* WHAT THIS TASK INVOLVES: Gather all lines from the material that contain "color".

## start DATASET ENTRIES

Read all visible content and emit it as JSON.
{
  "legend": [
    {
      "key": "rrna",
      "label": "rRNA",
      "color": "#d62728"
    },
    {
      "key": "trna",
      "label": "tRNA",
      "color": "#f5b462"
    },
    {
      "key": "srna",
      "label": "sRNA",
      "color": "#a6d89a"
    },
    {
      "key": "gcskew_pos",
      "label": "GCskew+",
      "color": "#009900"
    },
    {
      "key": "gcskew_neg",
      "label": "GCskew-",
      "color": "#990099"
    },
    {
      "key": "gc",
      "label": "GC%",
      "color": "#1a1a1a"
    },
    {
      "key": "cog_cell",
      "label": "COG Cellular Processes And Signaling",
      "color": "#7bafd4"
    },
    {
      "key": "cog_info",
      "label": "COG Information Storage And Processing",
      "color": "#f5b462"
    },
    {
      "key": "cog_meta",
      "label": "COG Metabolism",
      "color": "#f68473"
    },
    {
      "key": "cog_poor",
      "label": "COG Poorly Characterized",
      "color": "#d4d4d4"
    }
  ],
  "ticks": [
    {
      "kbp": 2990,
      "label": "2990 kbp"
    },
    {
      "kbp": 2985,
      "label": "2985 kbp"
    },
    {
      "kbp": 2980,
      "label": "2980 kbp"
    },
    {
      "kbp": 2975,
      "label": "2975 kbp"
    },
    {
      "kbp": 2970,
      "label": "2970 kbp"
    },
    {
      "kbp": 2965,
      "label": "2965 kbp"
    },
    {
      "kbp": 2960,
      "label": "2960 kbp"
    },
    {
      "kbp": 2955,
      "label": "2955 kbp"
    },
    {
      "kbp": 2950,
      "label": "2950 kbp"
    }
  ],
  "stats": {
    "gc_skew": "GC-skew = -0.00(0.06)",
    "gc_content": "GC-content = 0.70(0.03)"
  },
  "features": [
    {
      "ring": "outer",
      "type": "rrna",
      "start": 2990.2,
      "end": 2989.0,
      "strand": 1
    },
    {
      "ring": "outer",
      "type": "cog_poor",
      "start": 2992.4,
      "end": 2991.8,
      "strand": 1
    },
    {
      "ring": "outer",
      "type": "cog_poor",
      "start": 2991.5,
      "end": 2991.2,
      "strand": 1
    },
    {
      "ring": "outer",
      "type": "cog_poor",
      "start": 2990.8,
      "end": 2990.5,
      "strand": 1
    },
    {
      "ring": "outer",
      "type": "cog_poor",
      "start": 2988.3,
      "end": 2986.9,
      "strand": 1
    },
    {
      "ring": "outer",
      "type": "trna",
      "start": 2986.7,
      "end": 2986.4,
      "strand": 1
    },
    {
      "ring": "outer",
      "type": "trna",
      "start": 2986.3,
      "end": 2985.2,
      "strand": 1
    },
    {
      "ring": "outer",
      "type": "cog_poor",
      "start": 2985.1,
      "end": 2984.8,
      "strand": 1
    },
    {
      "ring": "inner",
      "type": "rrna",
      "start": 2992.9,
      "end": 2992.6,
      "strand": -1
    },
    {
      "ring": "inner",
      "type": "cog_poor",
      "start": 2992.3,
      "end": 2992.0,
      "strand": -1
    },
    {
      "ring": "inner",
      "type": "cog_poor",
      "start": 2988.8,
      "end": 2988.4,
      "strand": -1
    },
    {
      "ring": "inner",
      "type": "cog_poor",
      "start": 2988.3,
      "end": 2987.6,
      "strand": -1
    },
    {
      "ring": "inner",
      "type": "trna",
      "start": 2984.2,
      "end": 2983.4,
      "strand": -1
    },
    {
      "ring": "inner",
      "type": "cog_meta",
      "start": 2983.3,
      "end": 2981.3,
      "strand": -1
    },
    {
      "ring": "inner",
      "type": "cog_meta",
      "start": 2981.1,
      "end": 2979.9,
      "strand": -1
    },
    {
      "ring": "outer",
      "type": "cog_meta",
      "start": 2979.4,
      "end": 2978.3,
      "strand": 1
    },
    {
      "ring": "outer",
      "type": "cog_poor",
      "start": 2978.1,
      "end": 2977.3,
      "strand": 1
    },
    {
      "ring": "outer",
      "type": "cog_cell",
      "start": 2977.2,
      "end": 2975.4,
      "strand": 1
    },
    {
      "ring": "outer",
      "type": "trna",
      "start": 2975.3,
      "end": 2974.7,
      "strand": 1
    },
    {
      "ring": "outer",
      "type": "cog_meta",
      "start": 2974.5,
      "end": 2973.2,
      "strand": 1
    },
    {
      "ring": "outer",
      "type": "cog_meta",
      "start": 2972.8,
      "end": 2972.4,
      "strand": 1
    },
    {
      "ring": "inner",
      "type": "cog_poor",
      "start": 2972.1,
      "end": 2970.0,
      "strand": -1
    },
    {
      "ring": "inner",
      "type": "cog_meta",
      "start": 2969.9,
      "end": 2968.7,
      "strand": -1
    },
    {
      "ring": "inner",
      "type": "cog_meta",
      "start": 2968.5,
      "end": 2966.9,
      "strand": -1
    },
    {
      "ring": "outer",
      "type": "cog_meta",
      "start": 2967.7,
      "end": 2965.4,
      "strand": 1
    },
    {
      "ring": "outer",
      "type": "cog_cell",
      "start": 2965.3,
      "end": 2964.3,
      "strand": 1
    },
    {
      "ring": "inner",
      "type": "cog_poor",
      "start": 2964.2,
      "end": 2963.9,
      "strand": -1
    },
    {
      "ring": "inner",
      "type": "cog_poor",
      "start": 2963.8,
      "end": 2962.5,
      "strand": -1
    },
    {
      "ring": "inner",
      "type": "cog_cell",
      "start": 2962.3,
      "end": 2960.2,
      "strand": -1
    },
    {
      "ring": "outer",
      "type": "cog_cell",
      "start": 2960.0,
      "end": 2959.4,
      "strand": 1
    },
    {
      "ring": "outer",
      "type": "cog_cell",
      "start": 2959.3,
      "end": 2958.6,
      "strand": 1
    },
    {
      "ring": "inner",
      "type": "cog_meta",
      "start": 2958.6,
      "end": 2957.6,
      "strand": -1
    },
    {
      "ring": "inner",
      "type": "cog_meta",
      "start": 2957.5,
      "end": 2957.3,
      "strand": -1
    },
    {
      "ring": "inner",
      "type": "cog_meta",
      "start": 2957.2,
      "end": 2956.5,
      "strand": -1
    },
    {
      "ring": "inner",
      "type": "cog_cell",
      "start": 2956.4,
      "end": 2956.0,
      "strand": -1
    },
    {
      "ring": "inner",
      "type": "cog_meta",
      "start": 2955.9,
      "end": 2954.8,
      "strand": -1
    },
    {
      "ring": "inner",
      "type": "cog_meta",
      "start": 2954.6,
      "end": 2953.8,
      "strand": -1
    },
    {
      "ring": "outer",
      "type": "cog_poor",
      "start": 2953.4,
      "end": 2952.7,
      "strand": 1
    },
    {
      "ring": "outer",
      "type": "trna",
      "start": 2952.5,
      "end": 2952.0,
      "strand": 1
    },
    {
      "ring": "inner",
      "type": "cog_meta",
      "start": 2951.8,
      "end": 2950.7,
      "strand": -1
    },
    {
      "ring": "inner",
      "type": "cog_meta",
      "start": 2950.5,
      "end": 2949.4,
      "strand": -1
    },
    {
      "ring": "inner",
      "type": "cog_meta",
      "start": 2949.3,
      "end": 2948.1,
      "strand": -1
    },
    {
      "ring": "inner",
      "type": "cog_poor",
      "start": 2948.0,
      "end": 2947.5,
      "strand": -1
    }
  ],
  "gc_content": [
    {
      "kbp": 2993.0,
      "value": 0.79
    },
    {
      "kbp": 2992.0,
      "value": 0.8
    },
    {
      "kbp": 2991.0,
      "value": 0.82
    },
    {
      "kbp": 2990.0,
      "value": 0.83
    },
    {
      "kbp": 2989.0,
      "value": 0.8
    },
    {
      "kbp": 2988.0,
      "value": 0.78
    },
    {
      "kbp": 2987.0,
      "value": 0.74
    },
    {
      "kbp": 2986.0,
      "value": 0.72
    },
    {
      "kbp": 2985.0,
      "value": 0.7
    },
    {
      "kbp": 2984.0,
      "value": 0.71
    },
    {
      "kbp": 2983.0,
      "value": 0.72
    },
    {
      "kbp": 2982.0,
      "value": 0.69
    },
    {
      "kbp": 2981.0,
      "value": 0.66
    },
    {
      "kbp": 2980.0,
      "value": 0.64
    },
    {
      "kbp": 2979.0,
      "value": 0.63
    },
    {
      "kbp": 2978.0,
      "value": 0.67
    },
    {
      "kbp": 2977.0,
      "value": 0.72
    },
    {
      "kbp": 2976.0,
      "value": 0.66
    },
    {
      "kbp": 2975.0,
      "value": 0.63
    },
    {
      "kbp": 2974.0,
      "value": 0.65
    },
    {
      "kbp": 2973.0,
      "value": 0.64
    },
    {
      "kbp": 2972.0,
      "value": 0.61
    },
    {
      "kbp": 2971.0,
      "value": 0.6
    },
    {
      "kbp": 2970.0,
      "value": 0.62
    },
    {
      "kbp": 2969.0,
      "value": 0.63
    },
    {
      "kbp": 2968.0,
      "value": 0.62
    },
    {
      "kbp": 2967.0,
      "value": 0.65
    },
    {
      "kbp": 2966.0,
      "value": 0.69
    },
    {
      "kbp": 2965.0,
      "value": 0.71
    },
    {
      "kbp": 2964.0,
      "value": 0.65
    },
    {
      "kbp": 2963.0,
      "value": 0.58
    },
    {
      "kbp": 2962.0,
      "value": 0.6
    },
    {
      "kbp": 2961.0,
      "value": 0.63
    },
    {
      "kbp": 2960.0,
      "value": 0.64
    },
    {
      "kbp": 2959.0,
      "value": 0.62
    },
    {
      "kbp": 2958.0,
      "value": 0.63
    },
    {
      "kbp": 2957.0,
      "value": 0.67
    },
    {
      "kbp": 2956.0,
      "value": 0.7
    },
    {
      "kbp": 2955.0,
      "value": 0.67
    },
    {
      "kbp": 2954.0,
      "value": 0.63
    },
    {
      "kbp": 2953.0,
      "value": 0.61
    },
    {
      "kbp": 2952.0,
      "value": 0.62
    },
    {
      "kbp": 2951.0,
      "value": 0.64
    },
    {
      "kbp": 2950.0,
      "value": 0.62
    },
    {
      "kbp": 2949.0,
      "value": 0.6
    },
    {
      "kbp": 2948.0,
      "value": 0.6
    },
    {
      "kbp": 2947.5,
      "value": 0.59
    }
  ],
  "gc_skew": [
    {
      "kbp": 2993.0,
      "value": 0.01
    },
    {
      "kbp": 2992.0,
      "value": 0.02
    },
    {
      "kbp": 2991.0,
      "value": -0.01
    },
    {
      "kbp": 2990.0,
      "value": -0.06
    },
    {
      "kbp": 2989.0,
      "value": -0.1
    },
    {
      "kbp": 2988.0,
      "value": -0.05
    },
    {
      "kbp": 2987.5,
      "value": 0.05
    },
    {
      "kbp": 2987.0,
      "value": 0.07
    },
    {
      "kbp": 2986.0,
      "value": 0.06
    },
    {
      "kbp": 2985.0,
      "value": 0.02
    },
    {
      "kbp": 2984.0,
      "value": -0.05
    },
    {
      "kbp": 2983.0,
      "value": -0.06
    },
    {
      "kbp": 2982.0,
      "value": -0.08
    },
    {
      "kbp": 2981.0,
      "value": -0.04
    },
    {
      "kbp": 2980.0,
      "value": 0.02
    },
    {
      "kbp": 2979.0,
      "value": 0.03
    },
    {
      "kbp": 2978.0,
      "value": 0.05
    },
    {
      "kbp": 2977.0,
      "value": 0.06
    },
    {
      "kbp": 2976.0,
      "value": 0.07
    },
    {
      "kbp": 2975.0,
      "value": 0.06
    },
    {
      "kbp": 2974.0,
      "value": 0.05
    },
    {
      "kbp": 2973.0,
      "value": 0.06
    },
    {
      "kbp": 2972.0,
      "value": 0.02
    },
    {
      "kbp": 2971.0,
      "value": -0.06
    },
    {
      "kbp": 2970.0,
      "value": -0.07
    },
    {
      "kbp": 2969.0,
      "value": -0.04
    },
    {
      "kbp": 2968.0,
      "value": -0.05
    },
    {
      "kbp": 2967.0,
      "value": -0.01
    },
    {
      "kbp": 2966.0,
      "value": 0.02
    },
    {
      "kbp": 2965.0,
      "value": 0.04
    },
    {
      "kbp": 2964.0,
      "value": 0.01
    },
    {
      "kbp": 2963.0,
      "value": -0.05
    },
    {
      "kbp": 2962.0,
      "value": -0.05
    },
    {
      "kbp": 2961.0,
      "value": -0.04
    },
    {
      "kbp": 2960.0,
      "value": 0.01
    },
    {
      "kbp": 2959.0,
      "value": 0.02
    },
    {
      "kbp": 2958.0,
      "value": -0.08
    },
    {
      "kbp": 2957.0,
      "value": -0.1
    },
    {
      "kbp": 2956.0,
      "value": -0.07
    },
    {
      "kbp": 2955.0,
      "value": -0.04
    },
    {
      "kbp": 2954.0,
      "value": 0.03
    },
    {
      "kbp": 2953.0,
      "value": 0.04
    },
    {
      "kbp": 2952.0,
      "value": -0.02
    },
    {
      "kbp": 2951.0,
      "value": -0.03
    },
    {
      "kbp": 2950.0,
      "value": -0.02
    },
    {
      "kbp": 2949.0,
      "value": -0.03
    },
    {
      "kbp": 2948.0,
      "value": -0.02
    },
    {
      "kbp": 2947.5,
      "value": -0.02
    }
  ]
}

## end DATASET ENTRIES

* RESPONSE TO THE TASK:
      "color": "#d62728"
      "color": "#f5b462"
      "color": "#a6d89a"
      "color": "#009900"
      "color": "#990099"
      "color": "#1a1a1a"
      "color": "#7bafd4"
      "color": "#f5b462"
      "color": "#f68473"
      "color": "#d4d4d4"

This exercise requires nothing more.